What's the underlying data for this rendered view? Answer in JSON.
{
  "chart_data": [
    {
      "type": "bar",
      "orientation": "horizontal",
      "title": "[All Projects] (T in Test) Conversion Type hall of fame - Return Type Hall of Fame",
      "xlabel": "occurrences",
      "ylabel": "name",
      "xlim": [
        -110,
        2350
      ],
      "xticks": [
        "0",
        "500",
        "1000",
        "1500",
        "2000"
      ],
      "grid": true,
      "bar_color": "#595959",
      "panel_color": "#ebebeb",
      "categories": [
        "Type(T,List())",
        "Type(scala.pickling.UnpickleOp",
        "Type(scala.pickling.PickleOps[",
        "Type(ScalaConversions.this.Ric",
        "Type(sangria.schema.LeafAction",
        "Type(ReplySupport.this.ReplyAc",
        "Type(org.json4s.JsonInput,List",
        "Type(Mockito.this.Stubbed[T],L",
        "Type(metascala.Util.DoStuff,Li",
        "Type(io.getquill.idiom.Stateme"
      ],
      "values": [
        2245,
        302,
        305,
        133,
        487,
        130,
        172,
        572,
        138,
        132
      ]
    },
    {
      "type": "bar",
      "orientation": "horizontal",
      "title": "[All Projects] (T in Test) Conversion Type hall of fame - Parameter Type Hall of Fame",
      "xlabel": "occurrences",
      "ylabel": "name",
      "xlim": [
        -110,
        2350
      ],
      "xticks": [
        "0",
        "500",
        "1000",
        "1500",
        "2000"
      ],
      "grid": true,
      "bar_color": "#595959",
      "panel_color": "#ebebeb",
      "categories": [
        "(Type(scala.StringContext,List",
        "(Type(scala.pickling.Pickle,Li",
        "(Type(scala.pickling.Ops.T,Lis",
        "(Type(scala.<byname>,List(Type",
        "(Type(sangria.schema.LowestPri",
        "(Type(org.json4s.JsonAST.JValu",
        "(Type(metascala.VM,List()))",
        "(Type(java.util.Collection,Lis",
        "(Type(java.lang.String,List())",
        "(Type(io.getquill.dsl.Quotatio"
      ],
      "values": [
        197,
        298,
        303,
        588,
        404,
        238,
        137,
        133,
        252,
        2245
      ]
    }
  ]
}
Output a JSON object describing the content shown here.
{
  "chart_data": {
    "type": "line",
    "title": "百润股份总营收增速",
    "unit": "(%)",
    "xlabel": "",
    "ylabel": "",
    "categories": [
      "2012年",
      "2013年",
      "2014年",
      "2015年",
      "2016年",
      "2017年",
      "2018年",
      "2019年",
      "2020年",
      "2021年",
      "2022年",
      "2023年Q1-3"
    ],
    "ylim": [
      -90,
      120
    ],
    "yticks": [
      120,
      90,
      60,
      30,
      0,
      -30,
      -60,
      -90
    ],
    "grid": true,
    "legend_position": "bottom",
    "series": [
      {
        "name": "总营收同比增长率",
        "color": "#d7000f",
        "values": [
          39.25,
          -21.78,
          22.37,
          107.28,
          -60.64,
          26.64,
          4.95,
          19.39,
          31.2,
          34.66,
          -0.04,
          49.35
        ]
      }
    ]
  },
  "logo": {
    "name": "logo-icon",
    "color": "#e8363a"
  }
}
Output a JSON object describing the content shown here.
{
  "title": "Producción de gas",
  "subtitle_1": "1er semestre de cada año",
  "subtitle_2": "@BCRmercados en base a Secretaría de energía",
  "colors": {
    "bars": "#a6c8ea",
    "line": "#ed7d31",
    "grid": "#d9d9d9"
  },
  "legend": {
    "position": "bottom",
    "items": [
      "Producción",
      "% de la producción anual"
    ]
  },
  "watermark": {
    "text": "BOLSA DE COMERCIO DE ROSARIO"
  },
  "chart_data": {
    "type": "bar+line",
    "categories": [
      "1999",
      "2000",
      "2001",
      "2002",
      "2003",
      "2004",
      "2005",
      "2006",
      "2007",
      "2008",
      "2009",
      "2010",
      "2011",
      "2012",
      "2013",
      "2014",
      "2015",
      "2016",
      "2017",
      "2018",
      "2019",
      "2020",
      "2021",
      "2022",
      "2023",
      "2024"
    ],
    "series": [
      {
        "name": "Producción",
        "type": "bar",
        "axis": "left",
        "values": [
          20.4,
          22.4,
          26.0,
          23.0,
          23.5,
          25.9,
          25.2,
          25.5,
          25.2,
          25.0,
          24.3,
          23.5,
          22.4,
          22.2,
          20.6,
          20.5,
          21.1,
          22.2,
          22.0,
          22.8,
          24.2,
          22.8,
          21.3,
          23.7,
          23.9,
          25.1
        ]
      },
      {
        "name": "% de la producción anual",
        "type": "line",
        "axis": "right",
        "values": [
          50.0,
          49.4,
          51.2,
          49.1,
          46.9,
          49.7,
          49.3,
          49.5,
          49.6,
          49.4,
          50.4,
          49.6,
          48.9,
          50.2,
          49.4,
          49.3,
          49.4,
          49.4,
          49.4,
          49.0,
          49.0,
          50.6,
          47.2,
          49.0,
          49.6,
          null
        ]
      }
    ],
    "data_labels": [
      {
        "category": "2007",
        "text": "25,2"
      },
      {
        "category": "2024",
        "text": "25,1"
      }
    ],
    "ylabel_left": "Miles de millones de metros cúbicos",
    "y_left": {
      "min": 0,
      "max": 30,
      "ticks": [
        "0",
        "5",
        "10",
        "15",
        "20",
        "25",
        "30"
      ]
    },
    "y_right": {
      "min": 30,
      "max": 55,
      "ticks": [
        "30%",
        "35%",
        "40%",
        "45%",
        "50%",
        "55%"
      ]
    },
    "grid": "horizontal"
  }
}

#####

Extract all the entries word for word.

What's the underlying data for this rendered view? Answer in JSON.
{
  "chart_data": [
    {
      "type": "bar",
      "orientation": "horizontal",
      "title": "[All Projects] (T in Test) Conversion Type hall of fame - Return Type Hall of Fame",
      "xlabel": "occurrences",
      "ylabel": "name",
      "xlim": [
        -110,
        2350
      ],
      "xticks": [
        "0",
        "500",
        "1000",
        "1500",
        "2000"
      ],
      "grid": true,
      "bar_color": "#595959",
      "panel_color": "#ebebeb",
      "categories": [
        "Type(T,List())",
        "Type(scala.pickling.UnpickleOp",
        "Type(scala.pickling.PickleOps[",
        "Type(ScalaConversions.this.Ric",
        "Type(sangria.schema.LeafAction",
        "Type(ReplySupport.this.ReplyAc",
        "Type(org.json4s.JsonInput,List",
        "Type(Mockito.this.Stubbed[T],L",
        "Type(metascala.Util.DoStuff,Li",
        "Type(io.getquill.idiom.Stateme"
      ],
      "values": [
        2245,
        302,
        305,
        133,
        487,
        130,
        172,
        572,
        138,
        132
      ]
    },
    {
      "type": "bar",
      "orientation": "horizontal",
      "title": "[All Projects] (T in Test) Conversion Type hall of fame - Parameter Type Hall of Fame",
      "xlabel": "occurrences",
      "ylabel": "name",
      "xlim": [
        -110,
        2350
      ],
      "xticks": [
        "0",
        "500",
        "1000",
        "1500",
        "2000"
      ],
      "grid": true,
      "bar_color": "#595959",
      "panel_color": "#ebebeb",
      "categories": [
        "(Type(scala.StringContext,List",
        "(Type(scala.pickling.Pickle,Li",
        "(Type(scala.pickling.Ops.T,Lis",
        "(Type(scala.<byname>,List(Type",
        "(Type(sangria.schema.LowestPri",
        "(Type(org.json4s.JsonAST.JValu",
        "(Type(metascala.VM,List()))",
        "(Type(java.util.Collection,Lis",
        "(Type(java.lang.String,List())",
        "(Type(io.getquill.dsl.Quotatio"
      ],
      "values": [
        197,
        298,
        303,
        588,
        404,
        238,
        137,
        133,
        252,
        2245
      ]
    }
  ]
}
Output a JSON object describing the content shown here.
{
  "chart_data": {
    "type": "line",
    "title": "百润股份总营收增速",
    "unit": "(%)",
    "xlabel": "",
    "ylabel": "",
    "categories": [
      "2012年",
      "2013年",
      "2014年",
      "2015年",
      "2016年",
      "2017年",
      "2018年",
      "2019年",
      "2020年",
      "2021年",
      "2022年",
      "2023年Q1-3"
    ],
    "ylim": [
      -90,
      120
    ],
    "yticks": [
      120,
      90,
      60,
      30,
      0,
      -30,
      -60,
      -90
    ],
    "grid": true,
    "legend_position": "bottom",
    "series": [
      {
        "name": "总营收同比增长率",
        "color": "#d7000f",
        "values": [
          39.25,
          -21.78,
          22.37,
          107.28,
          -60.64,
          26.64,
          4.95,
          19.39,
          31.2,
          34.66,
          -0.04,
          49.35
        ]
      }
    ]
  },
  "logo": {
    "name": "logo-icon",
    "color": "#e8363a"
  }
}
Output a JSON object describing the content shown here.
{
  "title": "Producción de gas",
  "subtitle_1": "1er semestre de cada año",
  "subtitle_2": "@BCRmercados en base a Secretaría de energía",
  "colors": {
    "bars": "#a6c8ea",
    "line": "#ed7d31",
    "grid": "#d9d9d9"
  },
  "legend": {
    "position": "bottom",
    "items": [
      "Producción",
      "% de la producción anual"
    ]
  },
  "watermark": {
    "text": "BOLSA DE COMERCIO DE ROSARIO"
  },
  "chart_data": {
    "type": "bar+line",
    "categories": [
      "1999",
      "2000",
      "2001",
      "2002",
      "2003",
      "2004",
      "2005",
      "2006",
      "2007",
      "2008",
      "2009",
      "2010",
      "2011",
      "2012",
      "2013",
      "2014",
      "2015",
      "2016",
      "2017",
      "2018",
      "2019",
      "2020",
      "2021",
      "2022",
      "2023",
      "2024"
    ],
    "series": [
      {
        "name": "Producción",
        "type": "bar",
        "axis": "left",
        "values": [
          20.4,
          22.4,
          26.0,
          23.0,
          23.5,
          25.9,
          25.2,
          25.5,
          25.2,
          25.0,
          24.3,
          23.5,
          22.4,
          22.2,
          20.6,
          20.5,
          21.1,
          22.2,
          22.0,
          22.8,
          24.2,
          22.8,
          21.3,
          23.7,
          23.9,
          25.1
        ]
      },
      {
        "name": "% de la producción anual",
        "type": "line",
        "axis": "right",
        "values": [
          50.0,
          49.4,
          51.2,
          49.1,
          46.9,
          49.7,
          49.3,
          49.5,
          49.6,
          49.4,
          50.4,
          49.6,
          48.9,
          50.2,
          49.4,
          49.3,
          49.4,
          49.4,
          49.4,
          49.0,
          49.0,
          50.6,
          47.2,
          49.0,
          49.6,
          null
        ]
      }
    ],
    "data_labels": [
      {
        "category": "2007",
        "text": "25,2"
      },
      {
        "category": "2024",
        "text": "25,1"
      }
    ],
    "ylabel_left": "Miles de millones de metros cúbicos",
    "y_left": {
      "min": 0,
      "max": 30,
      "ticks": [
        "0",
        "5",
        "10",
        "15",
        "20",
        "25",
        "30"
      ]
    },
    "y_right": {
      "min": 30,
      "max": 55,
      "ticks": [
        "30%",
        "35%",
        "40%",
        "45%",
        "50%",
        "55%"
      ]
    },
    "grid": "horizontal"
  }
}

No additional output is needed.